Reproduce the listing below without any change.

* Dataset items:
◆ ◆ ◆ ◆ ◆

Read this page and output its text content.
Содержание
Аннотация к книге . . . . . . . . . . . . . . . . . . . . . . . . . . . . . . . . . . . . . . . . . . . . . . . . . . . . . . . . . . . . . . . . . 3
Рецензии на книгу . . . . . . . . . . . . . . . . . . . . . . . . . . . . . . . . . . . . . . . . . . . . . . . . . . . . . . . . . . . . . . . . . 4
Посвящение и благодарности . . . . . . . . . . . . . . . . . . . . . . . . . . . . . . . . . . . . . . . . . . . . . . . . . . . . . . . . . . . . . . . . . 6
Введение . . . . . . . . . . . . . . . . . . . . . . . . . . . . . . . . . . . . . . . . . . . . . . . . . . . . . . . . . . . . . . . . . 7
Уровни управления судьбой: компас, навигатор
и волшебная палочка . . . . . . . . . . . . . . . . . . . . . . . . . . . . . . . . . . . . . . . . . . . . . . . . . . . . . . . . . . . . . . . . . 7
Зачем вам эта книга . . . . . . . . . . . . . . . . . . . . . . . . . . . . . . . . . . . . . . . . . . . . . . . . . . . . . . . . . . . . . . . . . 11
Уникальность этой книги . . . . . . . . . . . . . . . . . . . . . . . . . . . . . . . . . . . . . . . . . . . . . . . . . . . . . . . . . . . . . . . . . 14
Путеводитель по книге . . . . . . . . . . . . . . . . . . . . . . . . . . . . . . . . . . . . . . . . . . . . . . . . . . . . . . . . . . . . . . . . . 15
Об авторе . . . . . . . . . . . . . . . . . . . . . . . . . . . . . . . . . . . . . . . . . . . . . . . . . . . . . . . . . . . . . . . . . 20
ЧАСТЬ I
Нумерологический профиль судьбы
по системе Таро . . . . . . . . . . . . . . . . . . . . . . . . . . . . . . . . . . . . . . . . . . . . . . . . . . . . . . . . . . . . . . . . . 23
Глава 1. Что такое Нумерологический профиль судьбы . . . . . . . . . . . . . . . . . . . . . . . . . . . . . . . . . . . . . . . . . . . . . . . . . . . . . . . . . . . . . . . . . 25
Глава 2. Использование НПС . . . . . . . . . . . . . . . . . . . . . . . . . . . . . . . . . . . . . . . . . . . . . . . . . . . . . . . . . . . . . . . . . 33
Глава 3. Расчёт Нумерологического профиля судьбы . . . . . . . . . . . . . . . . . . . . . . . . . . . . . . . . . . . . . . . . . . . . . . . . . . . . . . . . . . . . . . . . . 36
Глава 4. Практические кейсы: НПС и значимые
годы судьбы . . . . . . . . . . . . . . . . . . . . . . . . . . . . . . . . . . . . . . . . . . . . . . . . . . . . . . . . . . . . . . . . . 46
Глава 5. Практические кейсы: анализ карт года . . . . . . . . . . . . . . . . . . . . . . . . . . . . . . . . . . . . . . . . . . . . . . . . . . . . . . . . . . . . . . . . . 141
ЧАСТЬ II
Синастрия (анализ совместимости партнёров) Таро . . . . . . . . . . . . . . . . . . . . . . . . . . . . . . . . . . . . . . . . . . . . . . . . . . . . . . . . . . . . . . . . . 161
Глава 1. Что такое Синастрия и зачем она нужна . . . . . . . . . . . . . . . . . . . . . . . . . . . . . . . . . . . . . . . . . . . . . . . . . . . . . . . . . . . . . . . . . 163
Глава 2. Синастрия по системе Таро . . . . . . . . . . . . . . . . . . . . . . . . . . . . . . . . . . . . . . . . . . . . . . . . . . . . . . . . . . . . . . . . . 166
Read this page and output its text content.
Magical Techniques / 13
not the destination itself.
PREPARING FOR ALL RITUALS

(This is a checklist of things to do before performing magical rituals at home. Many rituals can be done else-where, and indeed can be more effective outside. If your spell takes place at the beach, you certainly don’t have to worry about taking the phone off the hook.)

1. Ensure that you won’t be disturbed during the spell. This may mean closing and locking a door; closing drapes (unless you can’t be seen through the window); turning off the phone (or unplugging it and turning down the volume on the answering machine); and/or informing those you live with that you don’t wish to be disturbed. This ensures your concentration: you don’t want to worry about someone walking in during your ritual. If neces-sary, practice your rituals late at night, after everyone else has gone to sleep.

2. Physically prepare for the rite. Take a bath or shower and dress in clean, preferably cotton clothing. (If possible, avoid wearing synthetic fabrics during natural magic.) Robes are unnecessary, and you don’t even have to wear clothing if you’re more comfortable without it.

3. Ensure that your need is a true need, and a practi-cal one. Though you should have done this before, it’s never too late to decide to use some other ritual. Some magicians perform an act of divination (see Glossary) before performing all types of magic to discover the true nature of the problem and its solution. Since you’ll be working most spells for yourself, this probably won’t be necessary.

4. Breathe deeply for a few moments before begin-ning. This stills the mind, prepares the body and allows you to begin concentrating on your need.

◆ ◆ ◆ ◆ ◆

* TASK RESULT:
Read this page and output its text content.
Содержание
Аннотация к книге . . . . . . . . . . . . . . . . . . . . . . . . . . . . . . . . . . . . . . . . . . . . . . . . . . . . . . . . . . . . . . . . . 3
Рецензии на книгу . . . . . . . . . . . . . . . . . . . . . . . . . . . . . . . . . . . . . . . . . . . . . . . . . . . . . . . . . . . . . . . . . 4
Посвящение и благодарности . . . . . . . . . . . . . . . . . . . . . . . . . . . . . . . . . . . . . . . . . . . . . . . . . . . . . . . . . . . . . . . . . 6
Введение . . . . . . . . . . . . . . . . . . . . . . . . . . . . . . . . . . . . . . . . . . . . . . . . . . . . . . . . . . . . . . . . . 7
Уровни управления судьбой: компас, навигатор
и волшебная палочка . . . . . . . . . . . . . . . . . . . . . . . . . . . . . . . . . . . . . . . . . . . . . . . . . . . . . . . . . . . . . . . . . 7
Зачем вам эта книга . . . . . . . . . . . . . . . . . . . . . . . . . . . . . . . . . . . . . . . . . . . . . . . . . . . . . . . . . . . . . . . . . 11
Уникальность этой книги . . . . . . . . . . . . . . . . . . . . . . . . . . . . . . . . . . . . . . . . . . . . . . . . . . . . . . . . . . . . . . . . . 14
Путеводитель по книге . . . . . . . . . . . . . . . . . . . . . . . . . . . . . . . . . . . . . . . . . . . . . . . . . . . . . . . . . . . . . . . . . 15
Об авторе . . . . . . . . . . . . . . . . . . . . . . . . . . . . . . . . . . . . . . . . . . . . . . . . . . . . . . . . . . . . . . . . . 20
ЧАСТЬ I
Нумерологический профиль судьбы
по системе Таро . . . . . . . . . . . . . . . . . . . . . . . . . . . . . . . . . . . . . . . . . . . . . . . . . . . . . . . . . . . . . . . . . 23
Глава 1. Что такое Нумерологический профиль судьбы . . . . . . . . . . . . . . . . . . . . . . . . . . . . . . . . . . . . . . . . . . . . . . . . . . . . . . . . . . . . . . . . . 25
Глава 2. Использование НПС . . . . . . . . . . . . . . . . . . . . . . . . . . . . . . . . . . . . . . . . . . . . . . . . . . . . . . . . . . . . . . . . . 33
Глава 3. Расчёт Нумерологического профиля судьбы . . . . . . . . . . . . . . . . . . . . . . . . . . . . . . . . . . . . . . . . . . . . . . . . . . . . . . . . . . . . . . . . . 36
Глава 4. Практические кейсы: НПС и значимые
годы судьбы . . . . . . . . . . . . . . . . . . . . . . . . . . . . . . . . . . . . . . . . . . . . . . . . . . . . . . . . . . . . . . . . . 46
Глава 5. Практические кейсы: анализ карт года . . . . . . . . . . . . . . . . . . . . . . . . . . . . . . . . . . . . . . . . . . . . . . . . . . . . . . . . . . . . . . . . . 141
ЧАСТЬ II
Синастрия (анализ совместимости партнёров) Таро . . . . . . . . . . . . . . . . . . . . . . . . . . . . . . . . . . . . . . . . . . . . . . . . . . . . . . . . . . . . . . . . . 161
Глава 1. Что такое Синастрия и зачем она нужна . . . . . . . . . . . . . . . . . . . . . . . . . . . . . . . . . . . . . . . . . . . . . . . . . . . . . . . . . . . . . . . . . 163
Глава 2. Синастрия по системе Таро . . . . . . . . . . . . . . . . . . . . . . . . . . . . . . . . . . . . . . . . . . . . . . . . . . . . . . . . . . . . . . . . . 166
Read this page and output its text content.
Magical Techniques / 13
not the destination itself.
PREPARING FOR ALL RITUALS

(This is a checklist of things to do before performing magical rituals at home. Many rituals can be done else-where, and indeed can be more effective outside. If your spell takes place at the beach, you certainly don’t have to worry about taking the phone off the hook.)

1. Ensure that you won’t be disturbed during the spell. This may mean closing and locking a door; closing drapes (unless you can’t be seen through the window); turning off the phone (or unplugging it and turning down the volume on the answering machine); and/or informing those you live with that you don’t wish to be disturbed. This ensures your concentration: you don’t want to worry about someone walking in during your ritual. If neces-sary, practice your rituals late at night, after everyone else has gone to sleep.

2. Physically prepare for the rite. Take a bath or shower and dress in clean, preferably cotton clothing. (If possible, avoid wearing synthetic fabrics during natural magic.) Robes are unnecessary, and you don’t even have to wear clothing if you’re more comfortable without it.

3. Ensure that your need is a true need, and a practi-cal one. Though you should have done this before, it’s never too late to decide to use some other ritual. Some magicians perform an act of divination (see Glossary) before performing all types of magic to discover the true nature of the problem and its solution. Since you’ll be working most spells for yourself, this probably won’t be necessary.

4. Breathe deeply for a few moments before begin-ning. This stills the mind, prepares the body and allows you to begin concentrating on your need.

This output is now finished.